TEXTE DONNÉ
------------------------------------------------

Il n'est pas contesté que M. [D] travaillait en mi-temps thérapeutique jusqu'au
31 mars 2015.
Selon lui, il était de repos le 1er avril. Mais son chef de service M. [U] soutient exactement le contraire en déclarant à l'enquêteur de la caisse qu'il devait travailler ce
jour-là.
Le 2 avril M. [D] expose qu'il est venu travailler de 7h00 à 15h00 selon les horaires qui étaient les siens avant le mi-temps thérapeutique. Il a rencontré son collègue
M. [Y] le matin et en a été surpris car selon lui M. [Y] devait travailler l'après midi. M. [D] a ensuite passé la visite médicale de reprise.
Dans son audition par l'agent assermenté de la caisse M. [D] indique : ' le 2 au matin, mon responsable était passé vers 7h30 pour donner mon emploi du temps. Je lui dis que celui qu'il me donne n'est pas bon car il ne correspond pas à celui qui est affiché'.
Ce responsable, M. [U], explique dans son audition que M. [D] savait depuis la veille des faits, le 2 avril 2015, qu'il ne devait pas travailler le lendemain. Il ajoute que le planning fourni à l'enquêteur par le salarié n'est pas le bon, n'étant valable que jusqu'au 31 mars.

------------------------------------------------

DONNÉES FOURNIES
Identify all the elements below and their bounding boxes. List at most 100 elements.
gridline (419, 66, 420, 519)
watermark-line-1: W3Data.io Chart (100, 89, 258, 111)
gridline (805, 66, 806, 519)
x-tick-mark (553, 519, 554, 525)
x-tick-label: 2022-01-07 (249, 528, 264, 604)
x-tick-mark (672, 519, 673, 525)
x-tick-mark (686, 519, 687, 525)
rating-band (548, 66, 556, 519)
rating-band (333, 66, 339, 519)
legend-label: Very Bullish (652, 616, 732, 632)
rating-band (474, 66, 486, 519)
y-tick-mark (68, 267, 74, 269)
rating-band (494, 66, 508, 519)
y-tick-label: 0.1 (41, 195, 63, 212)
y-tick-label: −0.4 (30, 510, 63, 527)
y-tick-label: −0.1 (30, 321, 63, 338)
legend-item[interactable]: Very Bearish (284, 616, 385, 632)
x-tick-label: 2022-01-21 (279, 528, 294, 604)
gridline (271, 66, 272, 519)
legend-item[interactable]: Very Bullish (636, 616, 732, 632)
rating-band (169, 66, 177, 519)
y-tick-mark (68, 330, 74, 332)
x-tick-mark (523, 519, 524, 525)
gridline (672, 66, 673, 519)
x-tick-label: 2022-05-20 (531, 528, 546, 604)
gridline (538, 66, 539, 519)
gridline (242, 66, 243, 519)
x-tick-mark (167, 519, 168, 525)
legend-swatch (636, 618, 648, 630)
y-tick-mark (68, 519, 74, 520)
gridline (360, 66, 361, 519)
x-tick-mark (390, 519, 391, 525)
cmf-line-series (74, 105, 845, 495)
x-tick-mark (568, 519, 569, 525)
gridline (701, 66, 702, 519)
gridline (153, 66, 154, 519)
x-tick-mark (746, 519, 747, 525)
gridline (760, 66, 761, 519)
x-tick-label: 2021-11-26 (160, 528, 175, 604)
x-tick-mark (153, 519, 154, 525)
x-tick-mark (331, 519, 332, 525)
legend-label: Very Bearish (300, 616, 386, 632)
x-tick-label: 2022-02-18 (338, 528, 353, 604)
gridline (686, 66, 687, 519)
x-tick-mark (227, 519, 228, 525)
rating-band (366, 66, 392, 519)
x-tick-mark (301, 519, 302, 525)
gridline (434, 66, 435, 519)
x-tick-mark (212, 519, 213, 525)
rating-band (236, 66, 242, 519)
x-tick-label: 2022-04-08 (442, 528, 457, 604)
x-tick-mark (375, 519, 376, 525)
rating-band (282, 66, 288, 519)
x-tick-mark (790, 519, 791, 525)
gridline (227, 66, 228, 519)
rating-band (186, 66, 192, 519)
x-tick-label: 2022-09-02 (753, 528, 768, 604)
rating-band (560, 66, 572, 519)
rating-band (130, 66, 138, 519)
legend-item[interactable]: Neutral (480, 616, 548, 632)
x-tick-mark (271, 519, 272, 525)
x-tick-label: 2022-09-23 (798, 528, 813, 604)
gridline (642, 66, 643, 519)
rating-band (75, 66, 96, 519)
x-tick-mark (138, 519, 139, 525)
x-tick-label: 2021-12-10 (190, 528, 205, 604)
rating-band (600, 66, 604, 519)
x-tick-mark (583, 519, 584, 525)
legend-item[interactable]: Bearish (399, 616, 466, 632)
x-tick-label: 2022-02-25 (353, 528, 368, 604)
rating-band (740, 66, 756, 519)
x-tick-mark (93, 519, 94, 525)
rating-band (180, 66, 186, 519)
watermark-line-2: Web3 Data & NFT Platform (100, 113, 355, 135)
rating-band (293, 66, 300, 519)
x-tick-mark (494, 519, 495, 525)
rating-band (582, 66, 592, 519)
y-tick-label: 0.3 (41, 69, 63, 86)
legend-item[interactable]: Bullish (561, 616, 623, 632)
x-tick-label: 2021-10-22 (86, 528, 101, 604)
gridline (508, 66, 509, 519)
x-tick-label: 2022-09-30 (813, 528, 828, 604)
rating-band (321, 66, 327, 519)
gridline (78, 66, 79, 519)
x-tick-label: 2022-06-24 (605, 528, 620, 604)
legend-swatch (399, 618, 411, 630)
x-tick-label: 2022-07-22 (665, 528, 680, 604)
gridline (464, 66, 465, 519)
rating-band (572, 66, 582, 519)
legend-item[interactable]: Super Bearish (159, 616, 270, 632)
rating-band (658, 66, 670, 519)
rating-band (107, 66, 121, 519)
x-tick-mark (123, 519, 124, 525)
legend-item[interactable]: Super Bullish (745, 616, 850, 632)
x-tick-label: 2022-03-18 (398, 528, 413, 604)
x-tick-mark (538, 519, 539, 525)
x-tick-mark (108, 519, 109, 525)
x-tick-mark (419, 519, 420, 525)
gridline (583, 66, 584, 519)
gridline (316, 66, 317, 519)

------------------------------------------------

TÂCHE DEMANDÉE 1
D'après le texte sur le mi-temps thérapeutique de M. [D], jusqu'à quelle date M. [D] travaillait-il en mi-temps thérapeutique ?
TÂCHE DEMANDÉE 2
Prolongez le texte sur le mi-temps thérapeutique de M. [D] à partir de sa dernière phrase.
Les données n'ont aucun rapport avec le texte.

VOTRE RÉPONSE 1
Jusqu'au 31 mars 2015.

VOTRE RÉPONSE 2
M. [Y] confirme cette version, en indiquant que le jeudi 2 avril, M. [D] était venu sans respecter l'emploi du temps et l'avait empêché de travailler en prenant sa place.
Dans ses écritures prises devant la cour, en page 5, M. [D] décrit ainsi les événements: 'le jour de l'accident, le vendredi 3 avril 2015, il effectuait les horaires suivants : 7h-15h. Lors de sa prise de poste , il a constaté que M. [Y], un collègue de travail, était présent alors qu'il devait être de repos. La même chose était survenue la veille et on lui avait demandé alors de rentrer chez lui avec de nouveaux plannings en main.'
M. [D] produit la copie d'un message adressé par lui à Mme [N], assistante des ressources humaines déjà évoquée plus haut, le 2 avril 2015 à 8h13, dans lequel il s'étonne de la coexistence d'une part d'un emploi du temps mis à disposition pour étude, et d'autre part d'un autre emploi du temps portant changement à compter du 1er avril 2015.
Mais à la lecture des deux emplois du temps versés aux débats concernant le mois d'avril 2015, celui invoqué par M. [D] porte en bas de page la mention 'année 2014" alors que celui qui fait apparaître l'emploi du temps donné par l'employeur porte la mention 'année 2015".
Cet élément va dans le sens des déclarations de M. [U]. Il est sans importance qu'un planning périmé ait été affiché dans les locaux du parking, comme tend à l'établir l'attestation de M. [J] que produit l'intimé.
L'employeur dispose sur ses salariés d'un pouvoir de direction et de contrôle, qui lui permet d'organiser le fonctionnement du service, et il n'est pas contesté que M. [U] était le supérieur hiérarchique direct de M. [D].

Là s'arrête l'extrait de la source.